Begin DATA TO USE

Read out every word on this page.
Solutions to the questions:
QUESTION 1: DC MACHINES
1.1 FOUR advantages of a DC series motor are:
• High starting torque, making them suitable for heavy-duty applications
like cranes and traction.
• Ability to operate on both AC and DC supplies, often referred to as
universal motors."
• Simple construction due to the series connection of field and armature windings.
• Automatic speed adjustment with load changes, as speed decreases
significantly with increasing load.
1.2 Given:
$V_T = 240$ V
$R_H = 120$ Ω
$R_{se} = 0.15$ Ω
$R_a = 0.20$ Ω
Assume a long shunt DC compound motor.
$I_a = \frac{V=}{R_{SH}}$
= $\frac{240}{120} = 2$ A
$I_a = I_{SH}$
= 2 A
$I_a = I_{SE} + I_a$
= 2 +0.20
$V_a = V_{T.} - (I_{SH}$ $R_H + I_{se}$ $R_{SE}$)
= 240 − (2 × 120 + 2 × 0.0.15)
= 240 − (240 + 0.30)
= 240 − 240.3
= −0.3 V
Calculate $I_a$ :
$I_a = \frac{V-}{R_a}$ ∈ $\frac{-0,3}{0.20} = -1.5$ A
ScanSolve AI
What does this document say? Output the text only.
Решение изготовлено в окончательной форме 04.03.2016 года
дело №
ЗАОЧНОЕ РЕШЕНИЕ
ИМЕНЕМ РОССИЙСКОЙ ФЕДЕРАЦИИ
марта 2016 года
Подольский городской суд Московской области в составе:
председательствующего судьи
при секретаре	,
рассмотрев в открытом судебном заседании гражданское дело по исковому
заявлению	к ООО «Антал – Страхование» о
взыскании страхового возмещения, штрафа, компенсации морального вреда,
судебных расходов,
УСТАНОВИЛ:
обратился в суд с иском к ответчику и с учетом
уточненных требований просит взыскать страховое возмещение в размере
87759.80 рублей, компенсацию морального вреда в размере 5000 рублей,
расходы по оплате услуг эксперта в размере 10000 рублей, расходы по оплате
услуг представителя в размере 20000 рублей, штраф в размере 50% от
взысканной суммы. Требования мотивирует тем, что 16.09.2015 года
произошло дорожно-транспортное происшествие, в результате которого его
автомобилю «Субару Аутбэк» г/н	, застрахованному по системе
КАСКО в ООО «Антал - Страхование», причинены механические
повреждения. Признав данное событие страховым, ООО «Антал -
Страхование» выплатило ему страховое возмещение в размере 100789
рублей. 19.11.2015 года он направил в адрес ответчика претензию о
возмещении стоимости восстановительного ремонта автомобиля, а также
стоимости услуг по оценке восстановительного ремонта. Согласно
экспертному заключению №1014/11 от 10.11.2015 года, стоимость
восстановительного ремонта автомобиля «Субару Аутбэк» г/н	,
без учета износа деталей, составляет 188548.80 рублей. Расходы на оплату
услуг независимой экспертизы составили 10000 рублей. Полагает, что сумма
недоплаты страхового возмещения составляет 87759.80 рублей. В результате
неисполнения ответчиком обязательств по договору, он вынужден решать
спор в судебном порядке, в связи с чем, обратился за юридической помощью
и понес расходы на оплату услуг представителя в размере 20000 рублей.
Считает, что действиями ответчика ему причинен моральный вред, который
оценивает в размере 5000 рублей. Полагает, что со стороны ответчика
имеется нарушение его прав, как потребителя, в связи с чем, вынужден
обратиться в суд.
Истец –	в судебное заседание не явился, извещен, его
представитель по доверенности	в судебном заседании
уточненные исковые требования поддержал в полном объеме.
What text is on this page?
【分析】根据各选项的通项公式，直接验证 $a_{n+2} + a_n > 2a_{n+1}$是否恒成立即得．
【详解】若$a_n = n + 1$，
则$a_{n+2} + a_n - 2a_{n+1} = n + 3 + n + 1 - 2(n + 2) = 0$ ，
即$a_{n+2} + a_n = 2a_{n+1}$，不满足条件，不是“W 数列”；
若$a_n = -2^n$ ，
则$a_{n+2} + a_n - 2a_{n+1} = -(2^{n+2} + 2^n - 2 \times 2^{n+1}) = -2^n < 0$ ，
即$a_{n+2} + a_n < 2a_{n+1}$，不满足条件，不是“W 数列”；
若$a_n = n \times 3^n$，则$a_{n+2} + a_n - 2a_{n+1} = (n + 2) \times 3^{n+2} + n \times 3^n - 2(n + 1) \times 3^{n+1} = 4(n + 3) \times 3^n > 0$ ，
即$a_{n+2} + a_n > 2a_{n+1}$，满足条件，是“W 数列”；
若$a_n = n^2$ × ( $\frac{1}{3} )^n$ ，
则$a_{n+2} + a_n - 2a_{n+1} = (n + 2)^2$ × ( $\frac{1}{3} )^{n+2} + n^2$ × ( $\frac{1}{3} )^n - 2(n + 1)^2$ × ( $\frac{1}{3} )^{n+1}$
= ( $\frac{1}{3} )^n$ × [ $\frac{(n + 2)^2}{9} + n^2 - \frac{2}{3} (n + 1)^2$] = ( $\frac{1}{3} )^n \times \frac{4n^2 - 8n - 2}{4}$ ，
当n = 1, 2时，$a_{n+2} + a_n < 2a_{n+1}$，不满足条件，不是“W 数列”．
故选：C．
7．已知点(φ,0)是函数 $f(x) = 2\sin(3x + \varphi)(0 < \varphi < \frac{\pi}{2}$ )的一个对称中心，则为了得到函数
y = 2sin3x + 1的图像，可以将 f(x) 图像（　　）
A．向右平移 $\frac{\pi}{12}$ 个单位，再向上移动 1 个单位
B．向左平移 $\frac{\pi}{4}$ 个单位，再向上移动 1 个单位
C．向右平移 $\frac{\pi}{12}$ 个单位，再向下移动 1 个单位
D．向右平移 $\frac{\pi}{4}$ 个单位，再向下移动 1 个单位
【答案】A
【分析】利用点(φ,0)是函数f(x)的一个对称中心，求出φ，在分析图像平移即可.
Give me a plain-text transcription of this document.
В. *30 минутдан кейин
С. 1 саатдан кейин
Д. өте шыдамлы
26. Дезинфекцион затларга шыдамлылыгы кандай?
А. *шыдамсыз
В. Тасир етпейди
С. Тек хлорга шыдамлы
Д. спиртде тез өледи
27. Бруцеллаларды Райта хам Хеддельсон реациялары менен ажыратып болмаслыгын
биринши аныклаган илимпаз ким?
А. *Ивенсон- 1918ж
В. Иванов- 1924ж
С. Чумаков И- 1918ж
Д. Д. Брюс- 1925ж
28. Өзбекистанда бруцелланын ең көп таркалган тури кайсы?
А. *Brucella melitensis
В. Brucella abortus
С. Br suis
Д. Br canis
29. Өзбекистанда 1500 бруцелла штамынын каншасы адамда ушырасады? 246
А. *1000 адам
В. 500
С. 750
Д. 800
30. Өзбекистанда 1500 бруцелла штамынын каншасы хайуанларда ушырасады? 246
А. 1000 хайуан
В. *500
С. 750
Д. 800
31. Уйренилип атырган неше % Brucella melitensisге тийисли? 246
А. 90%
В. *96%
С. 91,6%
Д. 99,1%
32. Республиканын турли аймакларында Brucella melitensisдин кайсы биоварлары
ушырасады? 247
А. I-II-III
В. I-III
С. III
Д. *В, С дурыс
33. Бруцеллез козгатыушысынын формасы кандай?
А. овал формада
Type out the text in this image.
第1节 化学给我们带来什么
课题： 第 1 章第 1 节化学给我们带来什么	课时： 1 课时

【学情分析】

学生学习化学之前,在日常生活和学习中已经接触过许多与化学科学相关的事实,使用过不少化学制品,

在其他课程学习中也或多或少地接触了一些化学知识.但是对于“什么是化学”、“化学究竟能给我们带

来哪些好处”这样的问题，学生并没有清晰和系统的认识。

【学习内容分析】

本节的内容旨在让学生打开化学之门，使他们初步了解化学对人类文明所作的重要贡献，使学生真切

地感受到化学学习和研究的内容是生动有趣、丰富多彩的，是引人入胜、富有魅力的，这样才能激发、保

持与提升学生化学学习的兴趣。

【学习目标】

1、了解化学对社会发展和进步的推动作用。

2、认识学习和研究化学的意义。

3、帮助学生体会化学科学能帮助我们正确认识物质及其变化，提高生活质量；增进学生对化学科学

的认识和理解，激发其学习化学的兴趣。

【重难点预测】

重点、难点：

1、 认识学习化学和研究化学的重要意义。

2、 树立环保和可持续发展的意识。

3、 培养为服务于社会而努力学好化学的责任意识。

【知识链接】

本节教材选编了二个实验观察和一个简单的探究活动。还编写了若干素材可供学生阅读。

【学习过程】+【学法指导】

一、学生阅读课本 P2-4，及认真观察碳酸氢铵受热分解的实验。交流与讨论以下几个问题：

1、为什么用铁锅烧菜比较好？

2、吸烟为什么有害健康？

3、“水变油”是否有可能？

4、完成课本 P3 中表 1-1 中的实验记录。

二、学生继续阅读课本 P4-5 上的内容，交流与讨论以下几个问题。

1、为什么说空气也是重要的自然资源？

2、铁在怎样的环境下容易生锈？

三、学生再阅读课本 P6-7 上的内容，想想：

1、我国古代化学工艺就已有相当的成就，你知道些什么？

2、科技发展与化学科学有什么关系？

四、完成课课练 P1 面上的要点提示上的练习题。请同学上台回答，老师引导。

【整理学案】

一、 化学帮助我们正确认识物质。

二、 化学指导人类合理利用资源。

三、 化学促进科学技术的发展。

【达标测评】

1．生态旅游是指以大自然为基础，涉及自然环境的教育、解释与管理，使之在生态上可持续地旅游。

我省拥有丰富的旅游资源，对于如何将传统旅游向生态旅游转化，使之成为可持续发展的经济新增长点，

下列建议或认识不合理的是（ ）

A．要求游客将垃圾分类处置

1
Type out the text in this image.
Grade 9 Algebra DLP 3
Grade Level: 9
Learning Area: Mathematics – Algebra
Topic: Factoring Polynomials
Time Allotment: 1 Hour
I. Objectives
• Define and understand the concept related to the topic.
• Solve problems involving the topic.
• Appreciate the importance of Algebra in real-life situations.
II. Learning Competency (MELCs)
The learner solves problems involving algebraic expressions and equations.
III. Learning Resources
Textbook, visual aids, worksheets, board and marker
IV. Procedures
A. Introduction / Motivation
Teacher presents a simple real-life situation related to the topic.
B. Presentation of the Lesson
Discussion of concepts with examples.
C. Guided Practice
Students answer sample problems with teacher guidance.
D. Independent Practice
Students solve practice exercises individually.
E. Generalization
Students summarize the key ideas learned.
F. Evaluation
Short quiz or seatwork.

End DATA TO USE

§ YOUR GOAL:
Search the entries for the word "дело" and pick out every line that holds it.

§ RESPONSE TO THIS TASK:
дело №
рассмотрев в открытом судебном заседании гражданское дело по исковому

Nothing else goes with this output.